[Your instructions]:
The answer is a single number: how many lines hold the string "value".

[Supplied material]:
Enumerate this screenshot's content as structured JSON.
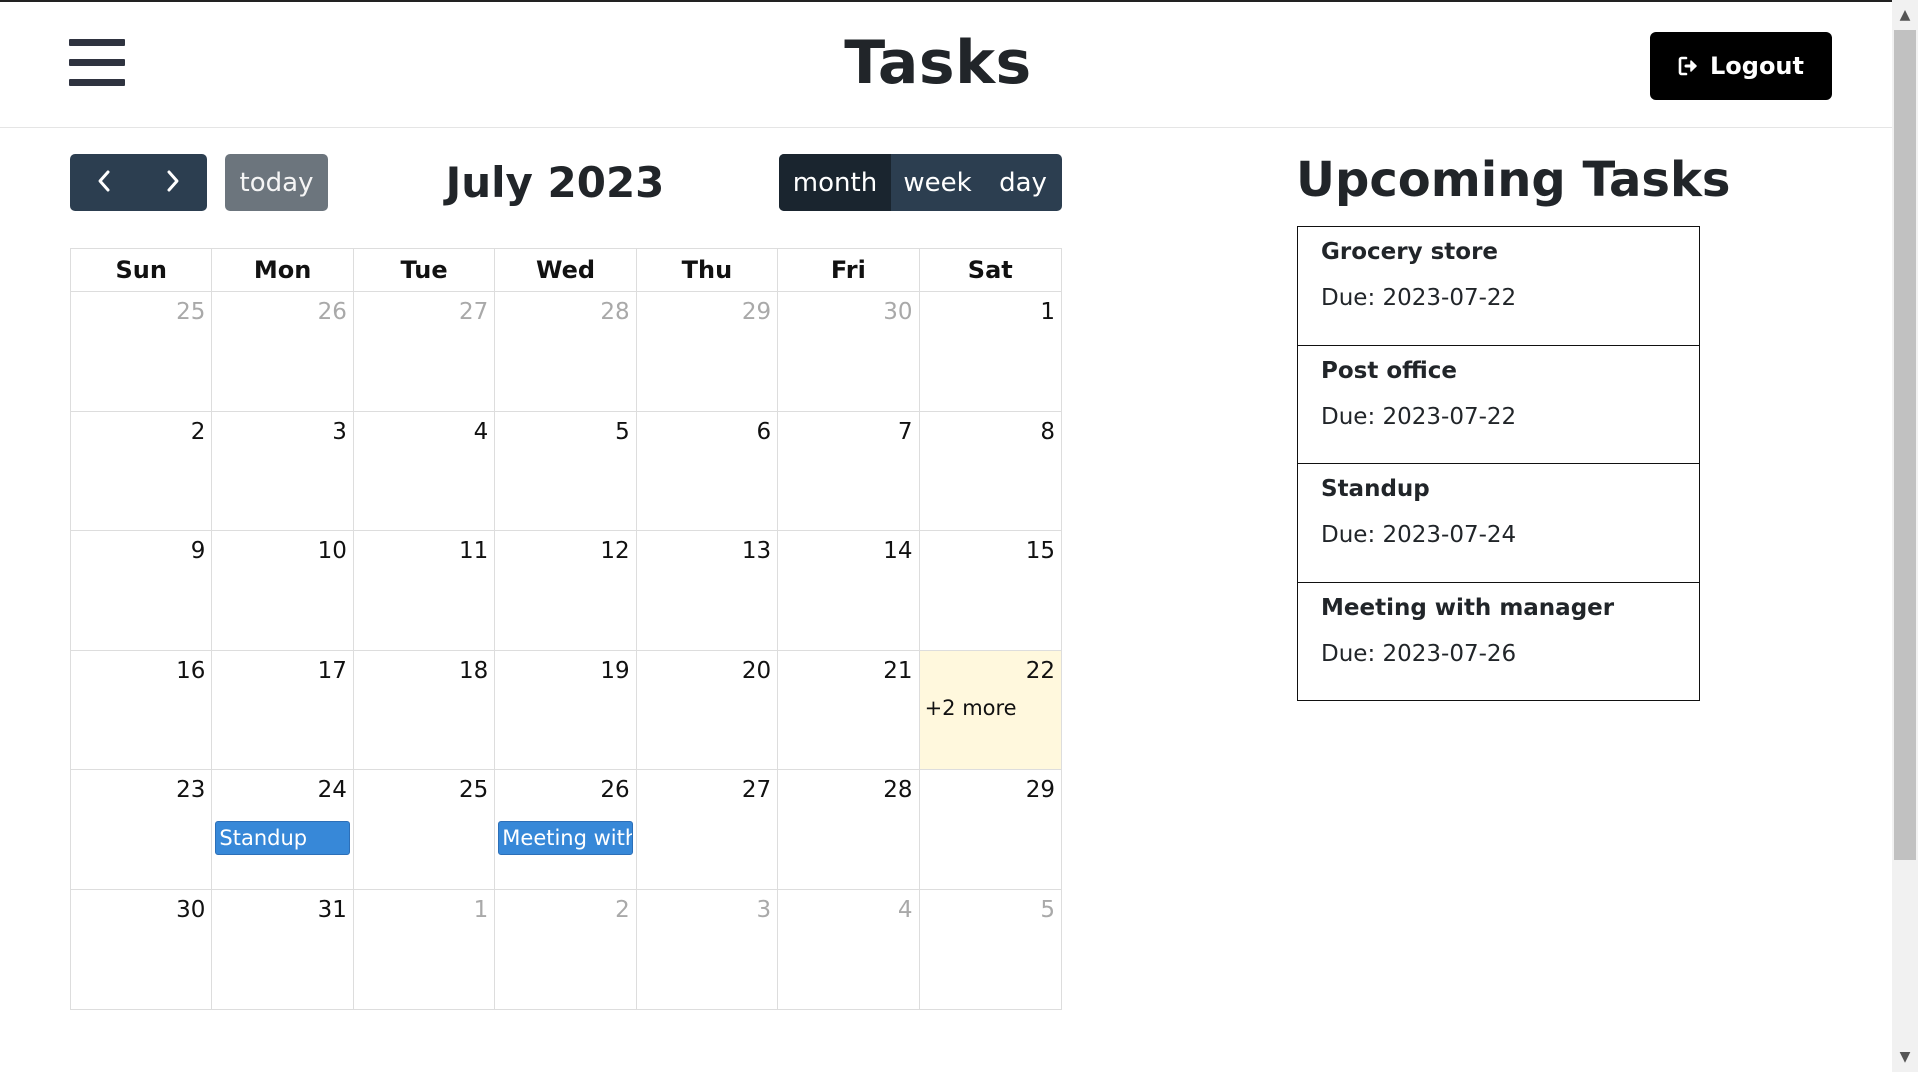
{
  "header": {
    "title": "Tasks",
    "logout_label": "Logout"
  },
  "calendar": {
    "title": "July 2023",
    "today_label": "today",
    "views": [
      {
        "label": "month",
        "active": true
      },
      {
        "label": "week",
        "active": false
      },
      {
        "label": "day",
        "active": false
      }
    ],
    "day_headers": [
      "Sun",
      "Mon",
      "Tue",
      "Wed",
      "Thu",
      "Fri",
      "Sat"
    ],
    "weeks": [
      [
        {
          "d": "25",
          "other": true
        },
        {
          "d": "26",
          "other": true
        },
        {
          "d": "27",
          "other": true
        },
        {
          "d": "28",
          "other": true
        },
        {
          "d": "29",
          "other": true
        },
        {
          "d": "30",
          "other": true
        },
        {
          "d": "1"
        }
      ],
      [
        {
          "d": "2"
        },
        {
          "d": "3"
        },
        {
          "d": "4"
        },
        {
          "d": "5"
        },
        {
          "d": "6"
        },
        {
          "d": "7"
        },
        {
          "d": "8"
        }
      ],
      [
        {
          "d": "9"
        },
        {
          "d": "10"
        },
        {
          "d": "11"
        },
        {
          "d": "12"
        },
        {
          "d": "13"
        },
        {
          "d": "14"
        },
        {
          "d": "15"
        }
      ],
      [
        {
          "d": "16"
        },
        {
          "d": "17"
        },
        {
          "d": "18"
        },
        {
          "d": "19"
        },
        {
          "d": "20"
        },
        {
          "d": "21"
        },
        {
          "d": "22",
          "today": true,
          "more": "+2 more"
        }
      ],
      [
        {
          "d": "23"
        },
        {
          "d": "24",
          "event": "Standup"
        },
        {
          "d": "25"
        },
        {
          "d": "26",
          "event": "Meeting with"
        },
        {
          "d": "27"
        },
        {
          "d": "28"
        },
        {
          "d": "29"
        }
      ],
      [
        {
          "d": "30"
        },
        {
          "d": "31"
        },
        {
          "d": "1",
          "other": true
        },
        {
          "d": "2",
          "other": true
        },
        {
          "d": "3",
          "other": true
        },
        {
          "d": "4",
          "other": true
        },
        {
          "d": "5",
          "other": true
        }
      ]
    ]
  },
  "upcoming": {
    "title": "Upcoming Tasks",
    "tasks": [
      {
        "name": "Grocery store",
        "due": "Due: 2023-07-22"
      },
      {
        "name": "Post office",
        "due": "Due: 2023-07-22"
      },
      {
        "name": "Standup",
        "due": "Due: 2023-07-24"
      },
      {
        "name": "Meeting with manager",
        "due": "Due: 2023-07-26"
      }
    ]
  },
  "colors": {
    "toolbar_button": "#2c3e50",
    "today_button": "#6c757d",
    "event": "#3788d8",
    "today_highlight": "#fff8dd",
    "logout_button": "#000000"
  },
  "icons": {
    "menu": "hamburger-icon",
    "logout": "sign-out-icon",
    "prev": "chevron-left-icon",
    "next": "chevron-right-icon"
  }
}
--
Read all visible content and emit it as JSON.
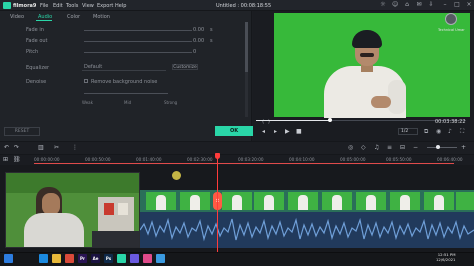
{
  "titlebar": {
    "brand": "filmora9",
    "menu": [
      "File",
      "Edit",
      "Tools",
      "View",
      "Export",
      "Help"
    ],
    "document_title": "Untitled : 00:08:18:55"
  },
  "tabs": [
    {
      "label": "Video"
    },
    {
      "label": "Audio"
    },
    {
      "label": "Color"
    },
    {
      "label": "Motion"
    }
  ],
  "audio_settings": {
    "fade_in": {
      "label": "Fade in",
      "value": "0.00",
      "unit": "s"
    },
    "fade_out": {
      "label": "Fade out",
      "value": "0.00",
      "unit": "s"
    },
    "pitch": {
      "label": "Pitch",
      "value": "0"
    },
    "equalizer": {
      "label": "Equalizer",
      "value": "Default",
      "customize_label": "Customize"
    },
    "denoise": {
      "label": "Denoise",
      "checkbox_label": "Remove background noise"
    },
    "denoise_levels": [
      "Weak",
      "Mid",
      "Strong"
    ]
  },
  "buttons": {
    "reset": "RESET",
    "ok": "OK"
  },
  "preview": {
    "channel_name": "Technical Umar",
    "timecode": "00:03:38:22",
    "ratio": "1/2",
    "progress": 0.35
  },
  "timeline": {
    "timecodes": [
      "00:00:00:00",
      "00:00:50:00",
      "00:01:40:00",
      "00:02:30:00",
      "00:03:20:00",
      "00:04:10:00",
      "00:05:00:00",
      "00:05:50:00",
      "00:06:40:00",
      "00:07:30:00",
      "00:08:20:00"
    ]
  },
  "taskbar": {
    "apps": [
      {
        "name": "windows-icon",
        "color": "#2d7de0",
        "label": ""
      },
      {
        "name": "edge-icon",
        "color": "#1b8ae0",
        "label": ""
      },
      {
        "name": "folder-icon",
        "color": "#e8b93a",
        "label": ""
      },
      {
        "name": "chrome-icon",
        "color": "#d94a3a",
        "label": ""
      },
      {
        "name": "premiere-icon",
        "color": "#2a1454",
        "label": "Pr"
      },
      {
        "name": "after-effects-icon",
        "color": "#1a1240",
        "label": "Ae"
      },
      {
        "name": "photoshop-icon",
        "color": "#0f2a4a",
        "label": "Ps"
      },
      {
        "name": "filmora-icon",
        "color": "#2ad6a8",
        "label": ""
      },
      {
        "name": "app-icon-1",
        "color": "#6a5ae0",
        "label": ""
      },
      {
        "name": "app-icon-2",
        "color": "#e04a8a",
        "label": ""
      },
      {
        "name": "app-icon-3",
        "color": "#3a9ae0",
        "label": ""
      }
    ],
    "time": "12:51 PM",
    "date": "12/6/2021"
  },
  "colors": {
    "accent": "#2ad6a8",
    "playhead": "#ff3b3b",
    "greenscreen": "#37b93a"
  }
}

[Written solution]:
4